═════ Record extracts
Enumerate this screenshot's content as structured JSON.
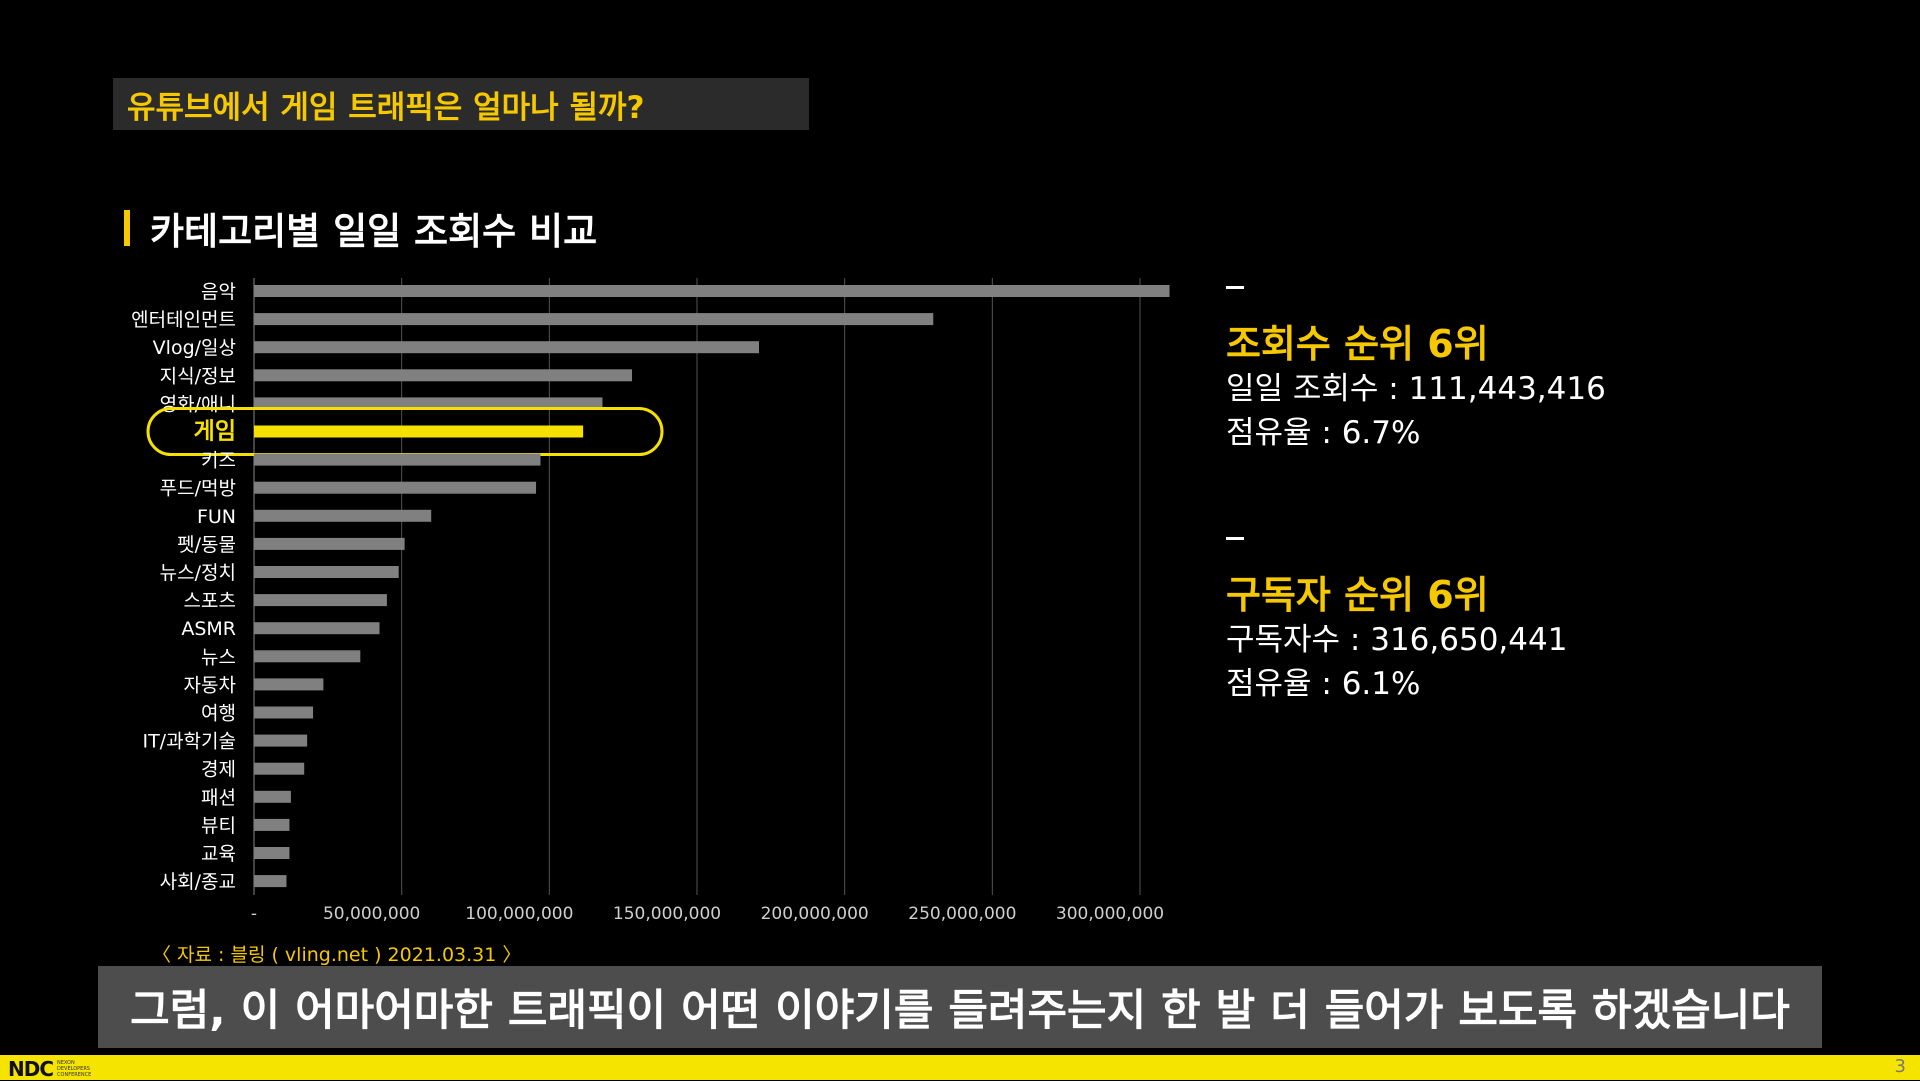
{
  "banner": {
    "title": "유튜브에서 게임 트래픽은 얼마나 될까?"
  },
  "section": {
    "title": "카테고리별 일일 조회수 비교"
  },
  "chart_data": {
    "type": "bar",
    "orientation": "horizontal",
    "categories": [
      "음악",
      "엔터테인먼트",
      "Vlog/일상",
      "지식/정보",
      "영화/애니",
      "게임",
      "키즈",
      "푸드/먹방",
      "FUN",
      "펫/동물",
      "뉴스/정치",
      "스포츠",
      "ASMR",
      "뉴스",
      "자동차",
      "여행",
      "IT/과학기술",
      "경제",
      "패션",
      "뷰티",
      "교육",
      "사회/종교"
    ],
    "values": [
      310000000,
      230000000,
      171000000,
      128000000,
      118000000,
      111443416,
      97000000,
      95500000,
      60000000,
      51000000,
      49000000,
      45000000,
      42500000,
      36000000,
      23500000,
      20000000,
      18000000,
      17000000,
      12500000,
      12000000,
      12000000,
      11000000
    ],
    "highlight_category": "게임",
    "x_ticks": [
      "-",
      "50,000,000",
      "100,000,000",
      "150,000,000",
      "200,000,000",
      "250,000,000",
      "300,000,000"
    ],
    "xlim": [
      0,
      320000000
    ],
    "grid": true,
    "colors": {
      "bar": "#808080",
      "highlight": "#f5e000",
      "grid": "#555555",
      "label": "#ffffff"
    }
  },
  "stats": [
    {
      "heading": "조회수 순위 6위",
      "lines": [
        "일일 조회수 : 111,443,416",
        "점유율 : 6.7%"
      ]
    },
    {
      "heading": "구독자 순위 6위",
      "lines": [
        "구독자수 : 316,650,441",
        "점유율 : 6.1%"
      ]
    }
  ],
  "source": "〈 자료 : 블링 ( vling.net ) 2021.03.31 〉",
  "subtitle": "그럼, 이 어마어마한 트래픽이 어떤 이야기를 들려주는지 한 발 더 들어가 보도록 하겠습니다",
  "footer": {
    "logo": "NDC",
    "logo_sub": [
      "NEXON",
      "DEVELOPERS",
      "CONFERENCE"
    ],
    "page": "3"
  }
}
══════════
▶ [Request]
Quote all of the entries word for word, omitting any pictures.

▶ [Written response]
Enumerate this screenshot's content as structured JSON.
{
  "banner": {
    "title": "유튜브에서 게임 트래픽은 얼마나 될까?"
  },
  "section": {
    "title": "카테고리별 일일 조회수 비교"
  },
  "chart_data": {
    "type": "bar",
    "orientation": "horizontal",
    "categories": [
      "음악",
      "엔터테인먼트",
      "Vlog/일상",
      "지식/정보",
      "영화/애니",
      "게임",
      "키즈",
      "푸드/먹방",
      "FUN",
      "펫/동물",
      "뉴스/정치",
      "스포츠",
      "ASMR",
      "뉴스",
      "자동차",
      "여행",
      "IT/과학기술",
      "경제",
      "패션",
      "뷰티",
      "교육",
      "사회/종교"
    ],
    "values": [
      310000000,
      230000000,
      171000000,
      128000000,
      118000000,
      111443416,
      97000000,
      95500000,
      60000000,
      51000000,
      49000000,
      45000000,
      42500000,
      36000000,
      23500000,
      20000000,
      18000000,
      17000000,
      12500000,
      12000000,
      12000000,
      11000000
    ],
    "highlight_category": "게임",
    "x_ticks": [
      "-",
      "50,000,000",
      "100,000,000",
      "150,000,000",
      "200,000,000",
      "250,000,000",
      "300,000,000"
    ],
    "xlim": [
      0,
      320000000
    ],
    "grid": true,
    "colors": {
      "bar": "#808080",
      "highlight": "#f5e000",
      "grid": "#555555",
      "label": "#ffffff"
    }
  },
  "stats": [
    {
      "heading": "조회수 순위 6위",
      "lines": [
        "일일 조회수 : 111,443,416",
        "점유율 : 6.7%"
      ]
    },
    {
      "heading": "구독자 순위 6위",
      "lines": [
        "구독자수 : 316,650,441",
        "점유율 : 6.1%"
      ]
    }
  ],
  "source": "〈 자료 : 블링 ( vling.net ) 2021.03.31 〉",
  "subtitle": "그럼, 이 어마어마한 트래픽이 어떤 이야기를 들려주는지 한 발 더 들어가 보도록 하겠습니다",
  "footer": {
    "logo": "NDC",
    "logo_sub": [
      "NEXON",
      "DEVELOPERS",
      "CONFERENCE"
    ],
    "page": "3"
  }
}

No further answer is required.